[RECORDED INFORMATION]
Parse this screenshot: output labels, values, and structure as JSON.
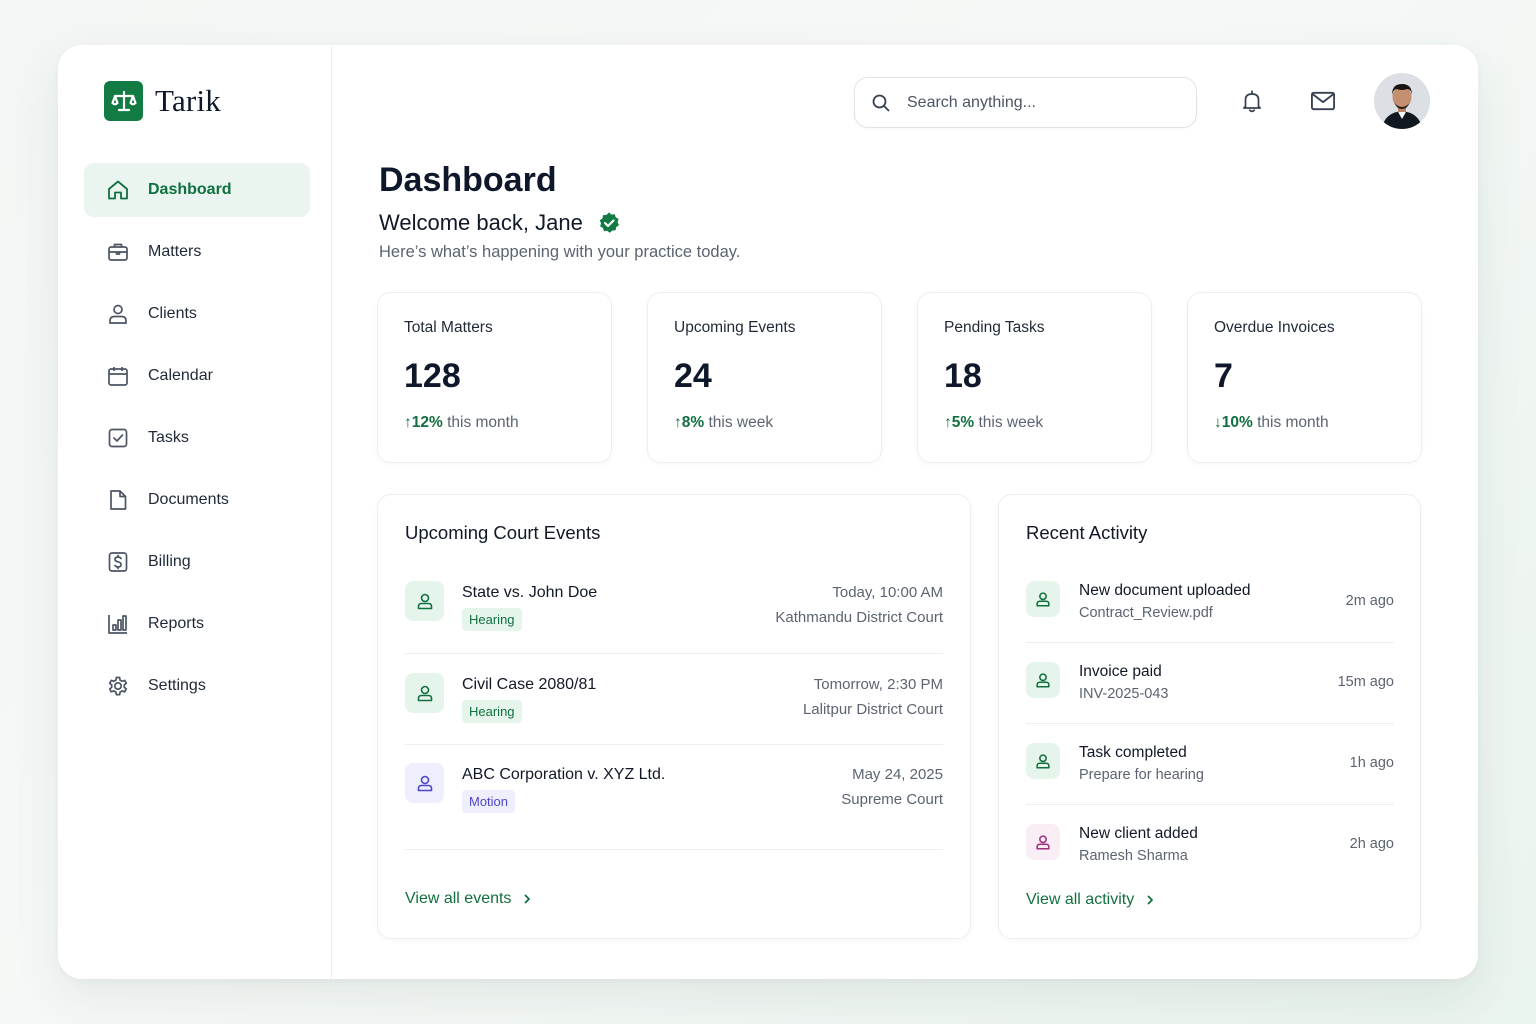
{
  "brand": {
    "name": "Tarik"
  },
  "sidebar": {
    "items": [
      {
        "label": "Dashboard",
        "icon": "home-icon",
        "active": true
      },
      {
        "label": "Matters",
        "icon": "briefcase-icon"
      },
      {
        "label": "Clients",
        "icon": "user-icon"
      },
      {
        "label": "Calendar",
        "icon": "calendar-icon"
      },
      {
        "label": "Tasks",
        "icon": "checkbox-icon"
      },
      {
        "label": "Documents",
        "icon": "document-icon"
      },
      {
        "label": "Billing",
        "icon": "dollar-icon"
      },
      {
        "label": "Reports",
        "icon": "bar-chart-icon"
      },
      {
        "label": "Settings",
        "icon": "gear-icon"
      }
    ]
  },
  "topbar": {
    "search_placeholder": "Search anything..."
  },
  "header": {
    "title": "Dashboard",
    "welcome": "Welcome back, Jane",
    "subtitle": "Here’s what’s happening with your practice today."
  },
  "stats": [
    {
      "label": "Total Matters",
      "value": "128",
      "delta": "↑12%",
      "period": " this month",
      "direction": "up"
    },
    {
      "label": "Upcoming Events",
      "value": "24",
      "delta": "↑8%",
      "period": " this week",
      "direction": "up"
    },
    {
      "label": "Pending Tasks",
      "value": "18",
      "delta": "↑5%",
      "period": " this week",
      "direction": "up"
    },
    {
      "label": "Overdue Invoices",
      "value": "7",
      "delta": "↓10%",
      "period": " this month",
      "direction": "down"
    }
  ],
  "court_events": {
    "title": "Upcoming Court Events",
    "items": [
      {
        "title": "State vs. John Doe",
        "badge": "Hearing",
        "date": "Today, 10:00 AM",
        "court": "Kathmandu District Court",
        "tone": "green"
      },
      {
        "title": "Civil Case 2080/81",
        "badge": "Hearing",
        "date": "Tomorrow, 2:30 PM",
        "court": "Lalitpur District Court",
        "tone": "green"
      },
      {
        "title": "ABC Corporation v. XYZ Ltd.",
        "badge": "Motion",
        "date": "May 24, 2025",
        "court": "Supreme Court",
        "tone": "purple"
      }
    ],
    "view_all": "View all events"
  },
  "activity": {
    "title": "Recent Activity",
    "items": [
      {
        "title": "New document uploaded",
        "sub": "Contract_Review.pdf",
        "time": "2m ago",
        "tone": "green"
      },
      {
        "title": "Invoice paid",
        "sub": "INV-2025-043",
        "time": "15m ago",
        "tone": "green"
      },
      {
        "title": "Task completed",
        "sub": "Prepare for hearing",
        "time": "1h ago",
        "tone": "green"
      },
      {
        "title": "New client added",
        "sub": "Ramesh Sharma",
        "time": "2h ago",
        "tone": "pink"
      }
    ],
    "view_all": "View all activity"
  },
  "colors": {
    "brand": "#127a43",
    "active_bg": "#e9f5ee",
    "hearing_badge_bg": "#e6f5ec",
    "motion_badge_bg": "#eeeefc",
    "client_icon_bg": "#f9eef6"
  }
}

[INSTRUCTIONS TO FOLLOW] Write the full listing out again with every line unchanged, but include no pictures.

[OUTPUT FOR THIS EXERCISE]
Parse this screenshot: output labels, values, and structure as JSON.
{
  "brand": {
    "name": "Tarik"
  },
  "sidebar": {
    "items": [
      {
        "label": "Dashboard",
        "icon": "home-icon",
        "active": true
      },
      {
        "label": "Matters",
        "icon": "briefcase-icon"
      },
      {
        "label": "Clients",
        "icon": "user-icon"
      },
      {
        "label": "Calendar",
        "icon": "calendar-icon"
      },
      {
        "label": "Tasks",
        "icon": "checkbox-icon"
      },
      {
        "label": "Documents",
        "icon": "document-icon"
      },
      {
        "label": "Billing",
        "icon": "dollar-icon"
      },
      {
        "label": "Reports",
        "icon": "bar-chart-icon"
      },
      {
        "label": "Settings",
        "icon": "gear-icon"
      }
    ]
  },
  "topbar": {
    "search_placeholder": "Search anything..."
  },
  "header": {
    "title": "Dashboard",
    "welcome": "Welcome back, Jane",
    "subtitle": "Here’s what’s happening with your practice today."
  },
  "stats": [
    {
      "label": "Total Matters",
      "value": "128",
      "delta": "↑12%",
      "period": " this month",
      "direction": "up"
    },
    {
      "label": "Upcoming Events",
      "value": "24",
      "delta": "↑8%",
      "period": " this week",
      "direction": "up"
    },
    {
      "label": "Pending Tasks",
      "value": "18",
      "delta": "↑5%",
      "period": " this week",
      "direction": "up"
    },
    {
      "label": "Overdue Invoices",
      "value": "7",
      "delta": "↓10%",
      "period": " this month",
      "direction": "down"
    }
  ],
  "court_events": {
    "title": "Upcoming Court Events",
    "items": [
      {
        "title": "State vs. John Doe",
        "badge": "Hearing",
        "date": "Today, 10:00 AM",
        "court": "Kathmandu District Court",
        "tone": "green"
      },
      {
        "title": "Civil Case 2080/81",
        "badge": "Hearing",
        "date": "Tomorrow, 2:30 PM",
        "court": "Lalitpur District Court",
        "tone": "green"
      },
      {
        "title": "ABC Corporation v. XYZ Ltd.",
        "badge": "Motion",
        "date": "May 24, 2025",
        "court": "Supreme Court",
        "tone": "purple"
      }
    ],
    "view_all": "View all events"
  },
  "activity": {
    "title": "Recent Activity",
    "items": [
      {
        "title": "New document uploaded",
        "sub": "Contract_Review.pdf",
        "time": "2m ago",
        "tone": "green"
      },
      {
        "title": "Invoice paid",
        "sub": "INV-2025-043",
        "time": "15m ago",
        "tone": "green"
      },
      {
        "title": "Task completed",
        "sub": "Prepare for hearing",
        "time": "1h ago",
        "tone": "green"
      },
      {
        "title": "New client added",
        "sub": "Ramesh Sharma",
        "time": "2h ago",
        "tone": "pink"
      }
    ],
    "view_all": "View all activity"
  },
  "colors": {
    "brand": "#127a43",
    "active_bg": "#e9f5ee",
    "hearing_badge_bg": "#e6f5ec",
    "motion_badge_bg": "#eeeefc",
    "client_icon_bg": "#f9eef6"
  }
}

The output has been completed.